Items listed in a dataset

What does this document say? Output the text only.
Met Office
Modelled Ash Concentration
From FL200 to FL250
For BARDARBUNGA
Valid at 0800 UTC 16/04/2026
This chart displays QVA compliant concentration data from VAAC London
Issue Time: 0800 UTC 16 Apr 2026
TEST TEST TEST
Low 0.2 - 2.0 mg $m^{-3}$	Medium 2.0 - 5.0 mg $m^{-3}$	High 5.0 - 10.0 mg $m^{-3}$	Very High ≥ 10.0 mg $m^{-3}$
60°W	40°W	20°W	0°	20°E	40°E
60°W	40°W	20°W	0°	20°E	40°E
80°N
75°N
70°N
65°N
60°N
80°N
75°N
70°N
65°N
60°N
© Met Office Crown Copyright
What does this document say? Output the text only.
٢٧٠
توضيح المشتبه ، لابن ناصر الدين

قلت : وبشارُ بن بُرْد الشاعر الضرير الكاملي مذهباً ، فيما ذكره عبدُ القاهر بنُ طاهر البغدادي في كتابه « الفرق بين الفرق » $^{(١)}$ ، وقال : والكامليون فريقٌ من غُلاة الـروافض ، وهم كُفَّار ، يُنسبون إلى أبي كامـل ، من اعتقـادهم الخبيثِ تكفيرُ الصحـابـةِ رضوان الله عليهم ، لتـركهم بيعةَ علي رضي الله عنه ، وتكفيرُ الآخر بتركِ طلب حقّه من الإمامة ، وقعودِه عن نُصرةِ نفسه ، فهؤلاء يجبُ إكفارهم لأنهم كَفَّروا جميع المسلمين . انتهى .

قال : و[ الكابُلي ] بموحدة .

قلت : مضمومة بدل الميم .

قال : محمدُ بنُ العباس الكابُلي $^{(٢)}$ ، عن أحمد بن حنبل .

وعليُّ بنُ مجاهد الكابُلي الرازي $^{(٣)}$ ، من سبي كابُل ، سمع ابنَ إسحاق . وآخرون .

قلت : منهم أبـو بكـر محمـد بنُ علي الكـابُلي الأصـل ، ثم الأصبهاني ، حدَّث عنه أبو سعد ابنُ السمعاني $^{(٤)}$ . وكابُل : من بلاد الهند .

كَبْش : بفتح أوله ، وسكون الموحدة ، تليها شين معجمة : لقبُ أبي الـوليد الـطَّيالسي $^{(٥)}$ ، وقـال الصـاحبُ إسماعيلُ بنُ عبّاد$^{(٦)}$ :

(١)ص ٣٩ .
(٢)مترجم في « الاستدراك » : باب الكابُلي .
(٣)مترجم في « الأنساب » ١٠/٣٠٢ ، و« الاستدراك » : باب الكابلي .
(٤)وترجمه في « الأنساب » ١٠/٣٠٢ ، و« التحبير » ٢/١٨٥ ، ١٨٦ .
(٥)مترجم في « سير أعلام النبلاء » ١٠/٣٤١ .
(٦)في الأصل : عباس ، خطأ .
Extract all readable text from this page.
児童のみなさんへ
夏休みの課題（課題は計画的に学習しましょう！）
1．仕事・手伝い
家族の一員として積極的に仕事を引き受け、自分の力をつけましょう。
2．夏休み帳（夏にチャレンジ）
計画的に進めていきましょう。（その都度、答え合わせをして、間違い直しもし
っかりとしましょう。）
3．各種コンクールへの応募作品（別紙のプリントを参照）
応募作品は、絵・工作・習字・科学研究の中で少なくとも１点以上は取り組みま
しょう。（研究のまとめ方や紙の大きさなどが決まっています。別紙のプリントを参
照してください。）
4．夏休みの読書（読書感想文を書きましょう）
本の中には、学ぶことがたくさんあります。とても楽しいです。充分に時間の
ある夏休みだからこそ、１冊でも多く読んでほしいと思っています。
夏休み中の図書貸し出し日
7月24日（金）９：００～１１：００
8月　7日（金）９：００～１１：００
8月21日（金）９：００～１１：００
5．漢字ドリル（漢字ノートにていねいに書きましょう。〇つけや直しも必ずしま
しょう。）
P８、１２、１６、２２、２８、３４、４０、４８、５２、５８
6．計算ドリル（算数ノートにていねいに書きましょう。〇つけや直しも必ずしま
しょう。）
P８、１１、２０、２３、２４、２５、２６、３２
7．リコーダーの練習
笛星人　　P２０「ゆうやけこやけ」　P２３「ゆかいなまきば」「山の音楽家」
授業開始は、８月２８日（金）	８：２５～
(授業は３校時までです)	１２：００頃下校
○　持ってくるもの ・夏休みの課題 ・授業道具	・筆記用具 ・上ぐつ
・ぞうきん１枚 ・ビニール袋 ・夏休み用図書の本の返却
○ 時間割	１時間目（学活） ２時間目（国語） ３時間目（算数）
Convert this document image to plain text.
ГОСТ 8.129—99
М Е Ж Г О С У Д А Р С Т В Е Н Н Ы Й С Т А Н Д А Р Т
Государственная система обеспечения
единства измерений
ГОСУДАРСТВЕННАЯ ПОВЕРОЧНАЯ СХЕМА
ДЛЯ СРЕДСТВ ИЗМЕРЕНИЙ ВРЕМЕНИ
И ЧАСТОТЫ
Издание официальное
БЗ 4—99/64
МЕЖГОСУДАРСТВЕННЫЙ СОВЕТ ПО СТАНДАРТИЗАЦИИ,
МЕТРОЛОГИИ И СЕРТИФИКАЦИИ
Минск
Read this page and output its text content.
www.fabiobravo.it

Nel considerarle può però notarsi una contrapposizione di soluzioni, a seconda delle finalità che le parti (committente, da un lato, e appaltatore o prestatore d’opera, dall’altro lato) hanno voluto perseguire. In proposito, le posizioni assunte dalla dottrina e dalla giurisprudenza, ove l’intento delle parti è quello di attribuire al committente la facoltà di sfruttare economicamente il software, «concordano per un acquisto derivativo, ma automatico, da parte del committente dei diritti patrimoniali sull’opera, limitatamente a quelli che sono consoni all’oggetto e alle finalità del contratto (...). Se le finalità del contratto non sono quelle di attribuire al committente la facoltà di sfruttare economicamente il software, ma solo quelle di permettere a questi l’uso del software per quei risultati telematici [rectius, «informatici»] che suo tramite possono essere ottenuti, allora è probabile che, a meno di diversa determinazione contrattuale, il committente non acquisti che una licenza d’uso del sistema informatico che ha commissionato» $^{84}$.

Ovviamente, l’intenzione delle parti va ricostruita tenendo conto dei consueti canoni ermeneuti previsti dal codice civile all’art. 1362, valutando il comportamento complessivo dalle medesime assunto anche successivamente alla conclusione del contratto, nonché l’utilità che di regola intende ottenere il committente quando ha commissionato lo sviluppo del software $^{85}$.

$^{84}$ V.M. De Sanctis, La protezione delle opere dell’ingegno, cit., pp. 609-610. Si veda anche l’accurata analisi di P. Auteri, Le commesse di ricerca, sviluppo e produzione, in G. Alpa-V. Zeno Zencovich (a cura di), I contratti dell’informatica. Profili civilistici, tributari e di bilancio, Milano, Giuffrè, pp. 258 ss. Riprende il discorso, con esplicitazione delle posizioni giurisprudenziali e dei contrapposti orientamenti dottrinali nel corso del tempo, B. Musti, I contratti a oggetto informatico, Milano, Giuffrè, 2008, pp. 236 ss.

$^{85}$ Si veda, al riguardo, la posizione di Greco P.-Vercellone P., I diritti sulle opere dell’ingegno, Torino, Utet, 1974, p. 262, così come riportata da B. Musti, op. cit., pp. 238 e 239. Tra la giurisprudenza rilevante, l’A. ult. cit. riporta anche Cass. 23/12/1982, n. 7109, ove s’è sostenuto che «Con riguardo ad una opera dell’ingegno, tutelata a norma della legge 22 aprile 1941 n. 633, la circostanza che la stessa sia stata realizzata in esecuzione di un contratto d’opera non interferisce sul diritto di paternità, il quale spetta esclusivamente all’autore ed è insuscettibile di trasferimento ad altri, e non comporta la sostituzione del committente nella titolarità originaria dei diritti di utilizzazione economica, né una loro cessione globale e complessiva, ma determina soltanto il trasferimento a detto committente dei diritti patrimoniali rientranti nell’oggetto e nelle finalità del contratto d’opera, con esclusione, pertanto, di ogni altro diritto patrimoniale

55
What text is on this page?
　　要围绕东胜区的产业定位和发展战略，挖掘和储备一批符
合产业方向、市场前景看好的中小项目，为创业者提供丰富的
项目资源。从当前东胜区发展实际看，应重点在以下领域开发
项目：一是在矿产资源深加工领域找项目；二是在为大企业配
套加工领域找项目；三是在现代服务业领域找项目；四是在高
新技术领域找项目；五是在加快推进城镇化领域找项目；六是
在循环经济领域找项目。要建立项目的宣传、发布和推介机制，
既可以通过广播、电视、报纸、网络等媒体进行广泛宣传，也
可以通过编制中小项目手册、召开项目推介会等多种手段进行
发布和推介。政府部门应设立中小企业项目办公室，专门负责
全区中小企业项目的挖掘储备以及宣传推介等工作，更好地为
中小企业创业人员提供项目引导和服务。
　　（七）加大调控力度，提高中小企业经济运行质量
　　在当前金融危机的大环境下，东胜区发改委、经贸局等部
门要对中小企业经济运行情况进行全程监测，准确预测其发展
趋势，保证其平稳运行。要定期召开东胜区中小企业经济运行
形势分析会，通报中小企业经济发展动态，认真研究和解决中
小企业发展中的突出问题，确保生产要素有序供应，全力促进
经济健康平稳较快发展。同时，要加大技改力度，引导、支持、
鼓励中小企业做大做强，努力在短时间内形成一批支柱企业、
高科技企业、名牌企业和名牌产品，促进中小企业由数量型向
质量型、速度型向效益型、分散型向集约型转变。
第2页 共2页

- **WHAT THE TASK ASKS**
Within the listing above, copy each line that has the string "الاستدراك".

- **RESPONSE TO THIS TASK**
(٢)مترجم في « الاستدراك » : باب الكابُلي .
(٣)مترجم في « الأنساب » ١٠/٣٠٢ ، و« الاستدراك » : باب الكابلي .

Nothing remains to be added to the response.